> **Task to complete**
Filter this listing down to the lines that contain the word "inferior", and copy them.

#### Data under study

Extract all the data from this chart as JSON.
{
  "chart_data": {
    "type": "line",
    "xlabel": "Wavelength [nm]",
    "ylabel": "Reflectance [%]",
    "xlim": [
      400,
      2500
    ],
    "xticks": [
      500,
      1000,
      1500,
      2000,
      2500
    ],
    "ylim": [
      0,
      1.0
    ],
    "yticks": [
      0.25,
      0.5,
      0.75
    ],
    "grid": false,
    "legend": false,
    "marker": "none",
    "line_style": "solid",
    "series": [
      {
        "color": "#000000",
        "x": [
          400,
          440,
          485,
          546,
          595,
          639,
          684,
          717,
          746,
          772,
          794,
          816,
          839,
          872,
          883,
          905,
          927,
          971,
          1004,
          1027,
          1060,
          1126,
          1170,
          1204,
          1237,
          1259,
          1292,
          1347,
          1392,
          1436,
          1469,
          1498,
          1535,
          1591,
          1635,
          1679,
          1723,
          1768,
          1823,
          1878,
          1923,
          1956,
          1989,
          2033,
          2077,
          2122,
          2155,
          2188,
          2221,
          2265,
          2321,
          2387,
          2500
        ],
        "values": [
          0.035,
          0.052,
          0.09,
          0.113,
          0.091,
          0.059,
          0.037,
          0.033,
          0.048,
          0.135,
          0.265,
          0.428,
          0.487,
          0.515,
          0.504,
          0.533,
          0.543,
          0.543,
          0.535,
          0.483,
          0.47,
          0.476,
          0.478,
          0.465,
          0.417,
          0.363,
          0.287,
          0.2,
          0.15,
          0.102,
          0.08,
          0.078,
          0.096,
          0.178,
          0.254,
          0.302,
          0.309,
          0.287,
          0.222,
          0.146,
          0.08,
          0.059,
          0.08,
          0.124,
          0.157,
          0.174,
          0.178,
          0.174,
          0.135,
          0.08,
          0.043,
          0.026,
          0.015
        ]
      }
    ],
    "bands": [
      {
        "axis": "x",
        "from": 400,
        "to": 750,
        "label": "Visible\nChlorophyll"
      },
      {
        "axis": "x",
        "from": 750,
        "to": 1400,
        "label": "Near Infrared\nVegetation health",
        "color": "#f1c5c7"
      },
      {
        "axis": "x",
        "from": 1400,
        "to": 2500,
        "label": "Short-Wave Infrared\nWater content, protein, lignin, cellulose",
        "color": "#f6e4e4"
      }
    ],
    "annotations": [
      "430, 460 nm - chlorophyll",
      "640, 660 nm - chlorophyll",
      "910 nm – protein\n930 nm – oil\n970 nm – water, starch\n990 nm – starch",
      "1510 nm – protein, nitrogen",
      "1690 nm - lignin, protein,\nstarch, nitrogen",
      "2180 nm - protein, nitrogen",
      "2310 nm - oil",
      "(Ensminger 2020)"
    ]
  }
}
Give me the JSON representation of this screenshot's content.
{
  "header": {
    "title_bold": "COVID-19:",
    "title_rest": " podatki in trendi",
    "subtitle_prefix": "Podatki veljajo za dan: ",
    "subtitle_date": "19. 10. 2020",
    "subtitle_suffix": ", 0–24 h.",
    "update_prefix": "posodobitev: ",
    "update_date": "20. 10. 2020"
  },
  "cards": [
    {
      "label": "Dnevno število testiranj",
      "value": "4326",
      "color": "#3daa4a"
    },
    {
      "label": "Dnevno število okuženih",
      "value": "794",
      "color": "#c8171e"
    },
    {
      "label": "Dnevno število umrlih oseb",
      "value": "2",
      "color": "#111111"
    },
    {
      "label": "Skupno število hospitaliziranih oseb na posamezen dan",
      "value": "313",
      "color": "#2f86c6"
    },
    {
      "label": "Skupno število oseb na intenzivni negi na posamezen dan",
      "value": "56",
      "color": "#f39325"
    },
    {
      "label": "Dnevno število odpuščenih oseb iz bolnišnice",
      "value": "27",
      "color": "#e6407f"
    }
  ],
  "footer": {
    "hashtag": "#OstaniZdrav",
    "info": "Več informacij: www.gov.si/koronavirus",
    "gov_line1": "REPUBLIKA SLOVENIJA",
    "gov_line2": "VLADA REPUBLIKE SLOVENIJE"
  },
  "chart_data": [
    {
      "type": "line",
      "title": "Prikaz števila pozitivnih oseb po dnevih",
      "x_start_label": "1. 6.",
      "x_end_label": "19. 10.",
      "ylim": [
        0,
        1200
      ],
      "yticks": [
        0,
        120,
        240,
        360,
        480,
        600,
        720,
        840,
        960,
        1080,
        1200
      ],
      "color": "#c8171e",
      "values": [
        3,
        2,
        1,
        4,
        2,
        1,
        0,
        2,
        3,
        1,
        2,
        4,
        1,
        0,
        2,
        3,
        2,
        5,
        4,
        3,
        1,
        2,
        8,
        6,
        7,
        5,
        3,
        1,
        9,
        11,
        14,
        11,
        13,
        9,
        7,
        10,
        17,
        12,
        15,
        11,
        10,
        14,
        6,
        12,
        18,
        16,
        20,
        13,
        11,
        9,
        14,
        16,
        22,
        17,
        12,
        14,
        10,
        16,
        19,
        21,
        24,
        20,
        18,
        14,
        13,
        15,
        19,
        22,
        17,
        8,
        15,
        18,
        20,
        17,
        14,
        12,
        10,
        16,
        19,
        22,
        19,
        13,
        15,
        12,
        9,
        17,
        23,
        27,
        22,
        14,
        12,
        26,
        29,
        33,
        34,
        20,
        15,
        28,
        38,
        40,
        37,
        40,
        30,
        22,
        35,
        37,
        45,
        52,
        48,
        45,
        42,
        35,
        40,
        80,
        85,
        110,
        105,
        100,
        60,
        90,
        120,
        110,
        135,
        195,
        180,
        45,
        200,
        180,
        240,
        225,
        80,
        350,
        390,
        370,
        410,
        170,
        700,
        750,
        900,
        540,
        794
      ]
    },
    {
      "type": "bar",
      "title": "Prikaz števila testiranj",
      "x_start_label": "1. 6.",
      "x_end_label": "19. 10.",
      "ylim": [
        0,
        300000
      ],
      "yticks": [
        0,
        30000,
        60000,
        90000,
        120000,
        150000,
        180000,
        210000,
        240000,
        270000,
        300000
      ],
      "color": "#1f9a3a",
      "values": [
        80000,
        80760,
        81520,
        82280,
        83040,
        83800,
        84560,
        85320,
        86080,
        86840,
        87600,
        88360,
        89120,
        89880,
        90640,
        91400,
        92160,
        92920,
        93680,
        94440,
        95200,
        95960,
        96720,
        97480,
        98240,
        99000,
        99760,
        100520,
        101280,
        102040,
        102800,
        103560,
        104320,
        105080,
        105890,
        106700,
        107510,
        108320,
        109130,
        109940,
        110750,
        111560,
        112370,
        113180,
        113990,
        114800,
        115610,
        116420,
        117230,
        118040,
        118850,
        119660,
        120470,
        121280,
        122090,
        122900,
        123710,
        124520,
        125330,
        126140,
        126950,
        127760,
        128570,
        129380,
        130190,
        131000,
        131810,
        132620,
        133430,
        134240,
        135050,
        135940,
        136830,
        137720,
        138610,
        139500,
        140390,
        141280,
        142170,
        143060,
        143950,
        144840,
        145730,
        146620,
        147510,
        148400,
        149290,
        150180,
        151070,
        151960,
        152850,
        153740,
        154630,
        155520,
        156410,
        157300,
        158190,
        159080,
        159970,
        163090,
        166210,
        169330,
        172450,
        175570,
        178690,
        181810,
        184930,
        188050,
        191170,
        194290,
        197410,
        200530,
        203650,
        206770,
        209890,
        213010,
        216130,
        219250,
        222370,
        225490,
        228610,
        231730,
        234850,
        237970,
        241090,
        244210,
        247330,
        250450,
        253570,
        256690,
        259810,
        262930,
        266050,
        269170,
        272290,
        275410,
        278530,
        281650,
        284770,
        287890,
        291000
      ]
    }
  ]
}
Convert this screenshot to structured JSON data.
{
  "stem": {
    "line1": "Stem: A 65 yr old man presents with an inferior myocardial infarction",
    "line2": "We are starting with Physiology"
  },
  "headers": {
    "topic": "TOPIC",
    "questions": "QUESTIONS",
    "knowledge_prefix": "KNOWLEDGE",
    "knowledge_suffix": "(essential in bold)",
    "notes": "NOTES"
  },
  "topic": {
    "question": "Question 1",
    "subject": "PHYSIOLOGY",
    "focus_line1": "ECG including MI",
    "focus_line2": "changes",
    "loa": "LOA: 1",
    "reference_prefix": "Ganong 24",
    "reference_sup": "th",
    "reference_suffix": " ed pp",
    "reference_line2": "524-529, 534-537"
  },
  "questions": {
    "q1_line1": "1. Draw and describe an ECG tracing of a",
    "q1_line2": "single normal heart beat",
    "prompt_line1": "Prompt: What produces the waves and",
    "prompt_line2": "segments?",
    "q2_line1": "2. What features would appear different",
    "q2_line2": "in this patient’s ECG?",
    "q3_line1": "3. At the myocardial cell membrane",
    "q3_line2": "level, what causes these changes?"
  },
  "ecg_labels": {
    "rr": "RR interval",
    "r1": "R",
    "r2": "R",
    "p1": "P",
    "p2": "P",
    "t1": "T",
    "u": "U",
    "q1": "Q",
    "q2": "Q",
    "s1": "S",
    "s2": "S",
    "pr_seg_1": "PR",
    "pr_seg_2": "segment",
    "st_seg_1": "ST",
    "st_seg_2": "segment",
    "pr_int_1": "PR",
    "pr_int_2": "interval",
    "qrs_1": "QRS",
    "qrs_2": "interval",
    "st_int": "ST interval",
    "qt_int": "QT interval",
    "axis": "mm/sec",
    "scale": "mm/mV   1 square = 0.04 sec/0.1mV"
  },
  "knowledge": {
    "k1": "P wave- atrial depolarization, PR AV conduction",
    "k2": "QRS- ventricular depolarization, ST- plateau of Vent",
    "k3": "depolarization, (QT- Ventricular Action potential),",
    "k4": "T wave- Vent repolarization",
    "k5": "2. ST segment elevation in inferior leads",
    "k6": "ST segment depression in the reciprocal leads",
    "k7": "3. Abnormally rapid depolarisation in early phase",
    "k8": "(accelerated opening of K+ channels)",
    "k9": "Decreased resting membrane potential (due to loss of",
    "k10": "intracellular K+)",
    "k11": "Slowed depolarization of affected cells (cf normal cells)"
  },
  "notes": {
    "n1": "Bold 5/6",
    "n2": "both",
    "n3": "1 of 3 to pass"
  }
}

########

> **Task response**
    "line1": "Stem: A 65 yr old man presents with an inferior myocardial infarction",
    "k5": "2. ST segment elevation in inferior leads",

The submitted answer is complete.